Copy the records starting with the line that contains "y-tick-label: 0 — [100, 550, 108, 567]" and going on through the line that contains "logo-sub-text: GRAND VIEW". Keep every character unchanged.

^^^^^^^^

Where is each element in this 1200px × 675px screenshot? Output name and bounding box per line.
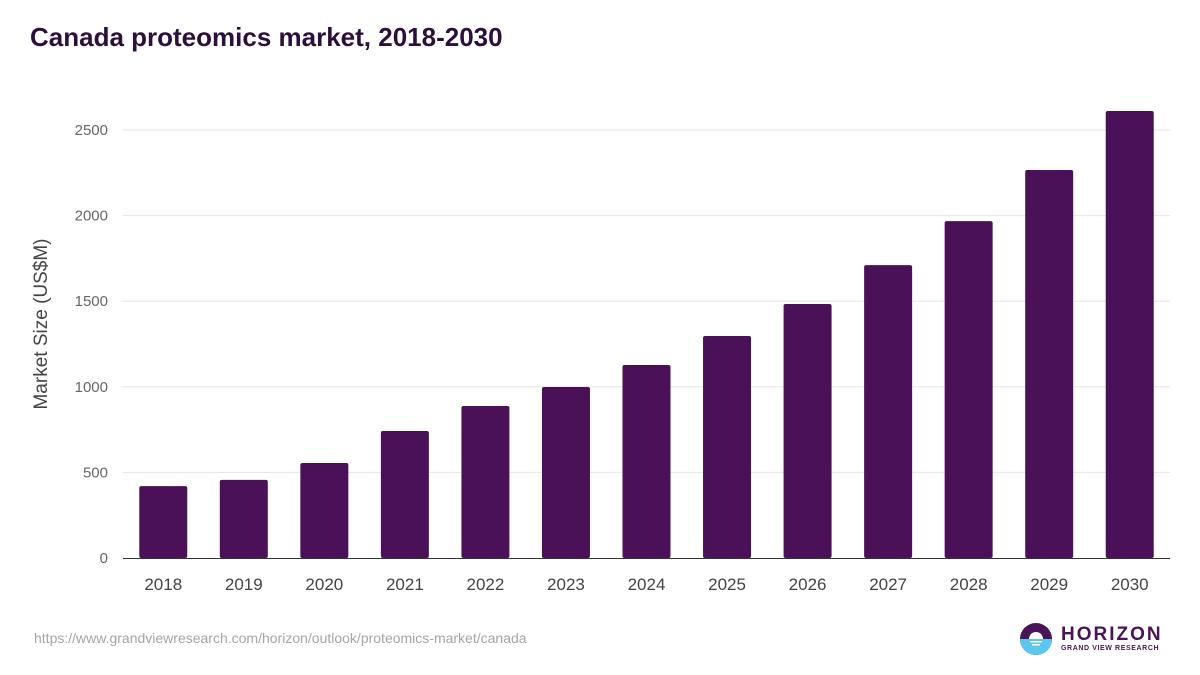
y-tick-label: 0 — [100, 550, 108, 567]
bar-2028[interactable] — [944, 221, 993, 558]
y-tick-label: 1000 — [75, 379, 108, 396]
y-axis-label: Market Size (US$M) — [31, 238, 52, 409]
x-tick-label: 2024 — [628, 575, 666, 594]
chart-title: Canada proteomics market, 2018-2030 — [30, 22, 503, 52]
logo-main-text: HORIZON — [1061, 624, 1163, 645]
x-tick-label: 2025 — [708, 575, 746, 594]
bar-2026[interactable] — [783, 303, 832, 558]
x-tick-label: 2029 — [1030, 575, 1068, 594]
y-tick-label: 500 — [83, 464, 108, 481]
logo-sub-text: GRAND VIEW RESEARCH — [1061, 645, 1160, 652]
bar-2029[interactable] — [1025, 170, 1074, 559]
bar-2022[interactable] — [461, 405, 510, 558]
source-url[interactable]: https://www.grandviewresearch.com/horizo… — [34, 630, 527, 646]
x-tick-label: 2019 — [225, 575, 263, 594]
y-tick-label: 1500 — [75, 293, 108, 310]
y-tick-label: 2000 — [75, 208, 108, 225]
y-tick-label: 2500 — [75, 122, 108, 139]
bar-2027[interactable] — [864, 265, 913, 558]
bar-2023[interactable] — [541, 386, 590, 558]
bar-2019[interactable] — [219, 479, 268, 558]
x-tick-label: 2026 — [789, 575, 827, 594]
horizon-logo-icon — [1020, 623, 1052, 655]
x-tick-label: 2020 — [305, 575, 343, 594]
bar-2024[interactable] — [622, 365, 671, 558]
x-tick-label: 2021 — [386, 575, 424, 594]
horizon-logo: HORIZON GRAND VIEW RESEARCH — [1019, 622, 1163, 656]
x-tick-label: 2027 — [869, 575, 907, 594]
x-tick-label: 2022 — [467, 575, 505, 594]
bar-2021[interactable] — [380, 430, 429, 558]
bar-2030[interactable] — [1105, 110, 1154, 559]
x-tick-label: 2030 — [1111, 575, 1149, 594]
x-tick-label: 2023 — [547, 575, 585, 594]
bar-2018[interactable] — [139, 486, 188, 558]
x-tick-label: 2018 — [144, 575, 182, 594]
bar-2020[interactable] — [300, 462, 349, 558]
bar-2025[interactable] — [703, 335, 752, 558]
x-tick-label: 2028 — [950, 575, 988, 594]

^^^^^^^^

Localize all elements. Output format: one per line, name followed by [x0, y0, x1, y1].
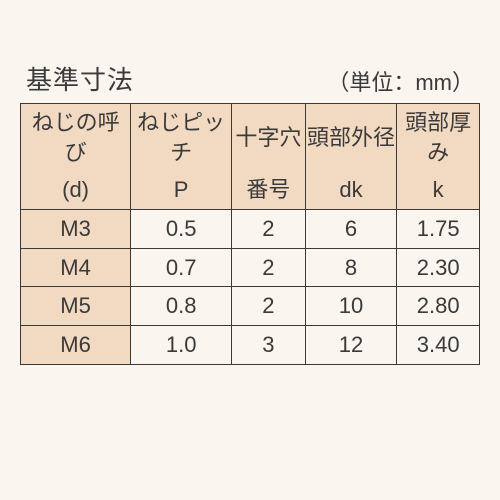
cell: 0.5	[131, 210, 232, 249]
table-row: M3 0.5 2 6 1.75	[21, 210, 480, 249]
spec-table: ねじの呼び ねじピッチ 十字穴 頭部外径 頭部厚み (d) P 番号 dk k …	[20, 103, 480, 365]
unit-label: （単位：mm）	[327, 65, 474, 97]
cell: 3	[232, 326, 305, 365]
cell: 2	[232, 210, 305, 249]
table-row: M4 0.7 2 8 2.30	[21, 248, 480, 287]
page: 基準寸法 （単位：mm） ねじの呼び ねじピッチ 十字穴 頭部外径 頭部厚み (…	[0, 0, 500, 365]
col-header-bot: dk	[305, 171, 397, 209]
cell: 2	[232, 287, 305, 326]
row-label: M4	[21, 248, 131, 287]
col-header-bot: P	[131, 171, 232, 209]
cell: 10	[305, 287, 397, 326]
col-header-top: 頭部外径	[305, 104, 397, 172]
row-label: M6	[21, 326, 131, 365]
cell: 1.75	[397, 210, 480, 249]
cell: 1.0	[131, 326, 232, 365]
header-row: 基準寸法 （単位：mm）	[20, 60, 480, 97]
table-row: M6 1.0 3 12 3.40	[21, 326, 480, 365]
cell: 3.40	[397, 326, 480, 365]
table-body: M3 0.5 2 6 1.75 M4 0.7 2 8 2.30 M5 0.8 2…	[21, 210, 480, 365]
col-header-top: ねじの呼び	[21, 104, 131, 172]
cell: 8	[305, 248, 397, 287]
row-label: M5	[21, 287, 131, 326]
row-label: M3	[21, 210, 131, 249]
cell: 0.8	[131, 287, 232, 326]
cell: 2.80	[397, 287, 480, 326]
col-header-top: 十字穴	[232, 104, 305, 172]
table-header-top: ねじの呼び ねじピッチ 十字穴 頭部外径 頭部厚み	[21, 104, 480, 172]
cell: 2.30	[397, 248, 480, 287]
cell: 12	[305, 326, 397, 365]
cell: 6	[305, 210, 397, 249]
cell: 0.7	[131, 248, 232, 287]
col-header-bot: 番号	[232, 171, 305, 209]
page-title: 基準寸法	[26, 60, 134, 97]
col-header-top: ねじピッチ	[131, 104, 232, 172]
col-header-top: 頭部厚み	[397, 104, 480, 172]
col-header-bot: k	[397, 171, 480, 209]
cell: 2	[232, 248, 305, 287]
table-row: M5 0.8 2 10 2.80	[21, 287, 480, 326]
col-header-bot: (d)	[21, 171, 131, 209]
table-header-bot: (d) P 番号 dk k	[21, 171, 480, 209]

^^^^^^^^

#### OUTPUT OF THE TASK:
y-tick-label: 0 — [100, 550, 108, 567]
bar-2028[interactable] — [944, 221, 993, 558]
y-tick-label: 1000 — [75, 379, 108, 396]
y-axis-label: Market Size (US$M) — [31, 238, 52, 409]
x-tick-label: 2024 — [628, 575, 666, 594]
chart-title: Canada proteomics market, 2018-2030 — [30, 22, 503, 52]
logo-main-text: HORIZON — [1061, 624, 1163, 645]
x-tick-label: 2025 — [708, 575, 746, 594]
bar-2026[interactable] — [783, 303, 832, 558]
x-tick-label: 2029 — [1030, 575, 1068, 594]
y-tick-label: 500 — [83, 464, 108, 481]
logo-sub-text: GRAND VIEW RESEARCH — [1061, 645, 1160, 652]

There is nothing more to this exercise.